- Given request
Copy the records below exactly, leaving out every picture.

-- Start of Information shown --

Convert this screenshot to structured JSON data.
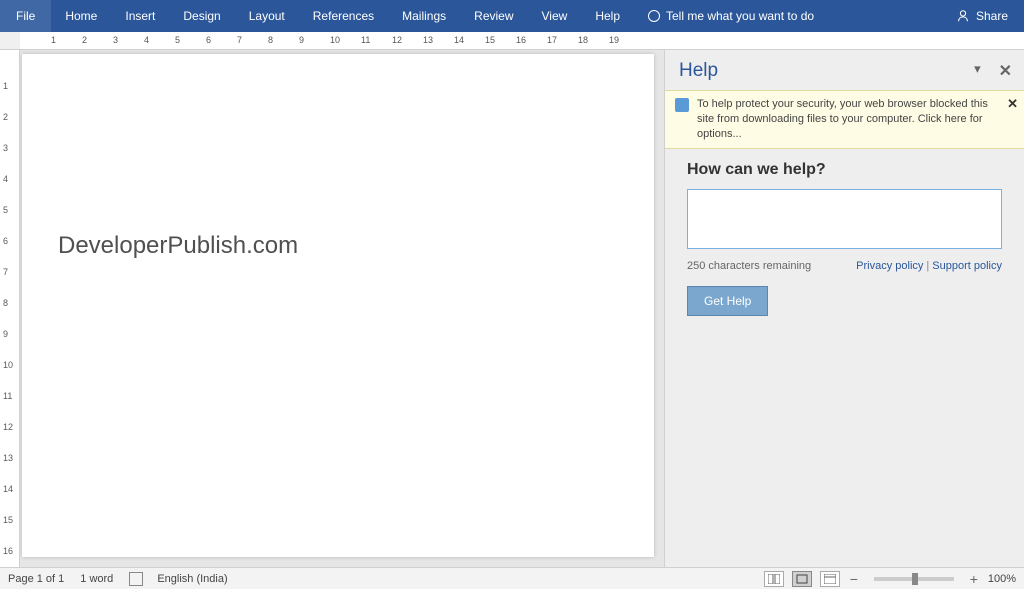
{
  "ribbon": {
    "tabs": [
      "File",
      "Home",
      "Insert",
      "Design",
      "Layout",
      "References",
      "Mailings",
      "Review",
      "View",
      "Help"
    ],
    "tell_me": "Tell me what you want to do",
    "share": "Share"
  },
  "document": {
    "content": "DeveloperPublish.com"
  },
  "help": {
    "title": "Help",
    "security_msg_1": "To help protect your security, your web browser blocked this site from downloading files to your computer. Click ",
    "security_link": "here",
    "security_msg_2": " for options...",
    "question": "How can we help?",
    "chars_remaining": "250 characters remaining",
    "privacy": "Privacy policy",
    "support": "Support policy",
    "button": "Get Help"
  },
  "status": {
    "page": "Page 1 of 1",
    "words": "1 word",
    "lang": "English (India)",
    "zoom": "100%"
  }
}
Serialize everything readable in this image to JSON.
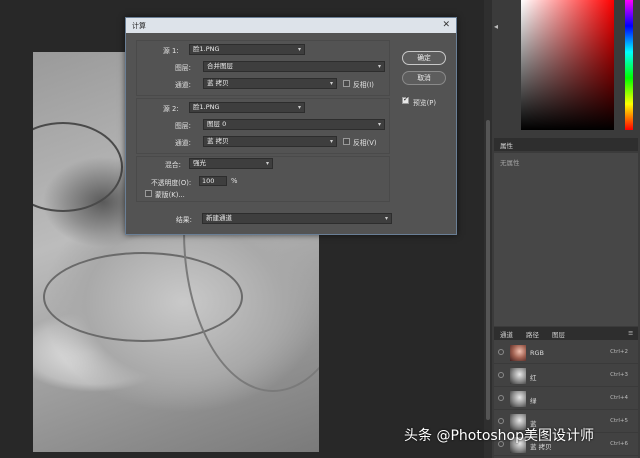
{
  "dialog": {
    "title": "计算",
    "close_glyph": "✕",
    "source1": {
      "label": "源 1:",
      "file": "脸1.PNG",
      "layer_label": "图层:",
      "layer": "合并图层",
      "channel_label": "通道:",
      "channel": "蓝 拷贝",
      "invert_label": "反相(I)",
      "invert_checked": false
    },
    "source2": {
      "label": "源 2:",
      "file": "脸1.PNG",
      "layer_label": "图层:",
      "layer": "图层 0",
      "channel_label": "通道:",
      "channel": "蓝 拷贝",
      "invert_label": "反相(V)",
      "invert_checked": false
    },
    "blending": {
      "label": "混合:",
      "mode": "强光",
      "opacity_label": "不透明度(O):",
      "opacity": "100",
      "opacity_unit": "%",
      "mask_label": "蒙版(K)...",
      "mask_checked": false
    },
    "result": {
      "label": "结果:",
      "value": "新建通道"
    },
    "ok_label": "确定",
    "cancel_label": "取消",
    "preview_label": "预览(P)",
    "preview_checked": true
  },
  "panels": {
    "properties": {
      "tab": "属性",
      "empty_text": "无属性"
    },
    "tabs": [
      "通道",
      "路径",
      "图层"
    ],
    "channels": [
      {
        "name": "RGB",
        "shortcut": "Ctrl+2",
        "color": true
      },
      {
        "name": "红",
        "shortcut": "Ctrl+3",
        "color": false
      },
      {
        "name": "绿",
        "shortcut": "Ctrl+4",
        "color": false
      },
      {
        "name": "蓝",
        "shortcut": "Ctrl+5",
        "color": false
      },
      {
        "name": "蓝 拷贝",
        "shortcut": "Ctrl+6",
        "color": false
      }
    ]
  },
  "watermark": "头条 @Photoshop美图设计师",
  "colors": {
    "dialog_bg": "#535353",
    "titlebar": "#dde3ea",
    "panel_bg": "#3b3b3b"
  }
}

-- End of Information shown --

- Result
Convert this screenshot to structured JSON data.
{
  "ribbon": {
    "tabs": [
      "File",
      "Home",
      "Insert",
      "Design",
      "Layout",
      "References",
      "Mailings",
      "Review",
      "View",
      "Help"
    ],
    "tell_me": "Tell me what you want to do",
    "share": "Share"
  },
  "document": {
    "content": "DeveloperPublish.com"
  },
  "help": {
    "title": "Help",
    "security_msg_1": "To help protect your security, your web browser blocked this site from downloading files to your computer. Click ",
    "security_link": "here",
    "security_msg_2": " for options...",
    "question": "How can we help?",
    "chars_remaining": "250 characters remaining",
    "privacy": "Privacy policy",
    "support": "Support policy",
    "button": "Get Help"
  },
  "status": {
    "page": "Page 1 of 1",
    "words": "1 word",
    "lang": "English (India)",
    "zoom": "100%"
  }
}
Serialize everything readable in this image to JSON.
{
  "dialog": {
    "title": "计算",
    "close_glyph": "✕",
    "source1": {
      "label": "源 1:",
      "file": "脸1.PNG",
      "layer_label": "图层:",
      "layer": "合并图层",
      "channel_label": "通道:",
      "channel": "蓝 拷贝",
      "invert_label": "反相(I)",
      "invert_checked": false
    },
    "source2": {
      "label": "源 2:",
      "file": "脸1.PNG",
      "layer_label": "图层:",
      "layer": "图层 0",
      "channel_label": "通道:",
      "channel": "蓝 拷贝",
      "invert_label": "反相(V)",
      "invert_checked": false
    },
    "blending": {
      "label": "混合:",
      "mode": "强光",
      "opacity_label": "不透明度(O):",
      "opacity": "100",
      "opacity_unit": "%",
      "mask_label": "蒙版(K)...",
      "mask_checked": false
    },
    "result": {
      "label": "结果:",
      "value": "新建通道"
    },
    "ok_label": "确定",
    "cancel_label": "取消",
    "preview_label": "预览(P)",
    "preview_checked": true
  },
  "panels": {
    "properties": {
      "tab": "属性",
      "empty_text": "无属性"
    },
    "tabs": [
      "通道",
      "路径",
      "图层"
    ],
    "channels": [
      {
        "name": "RGB",
        "shortcut": "Ctrl+2",
        "color": true
      },
      {
        "name": "红",
        "shortcut": "Ctrl+3",
        "color": false
      },
      {
        "name": "绿",
        "shortcut": "Ctrl+4",
        "color": false
      },
      {
        "name": "蓝",
        "shortcut": "Ctrl+5",
        "color": false
      },
      {
        "name": "蓝 拷贝",
        "shortcut": "Ctrl+6",
        "color": false
      }
    ]
  },
  "watermark": "头条 @Photoshop美图设计师",
  "colors": {
    "dialog_bg": "#535353",
    "titlebar": "#dde3ea",
    "panel_bg": "#3b3b3b"
  }
}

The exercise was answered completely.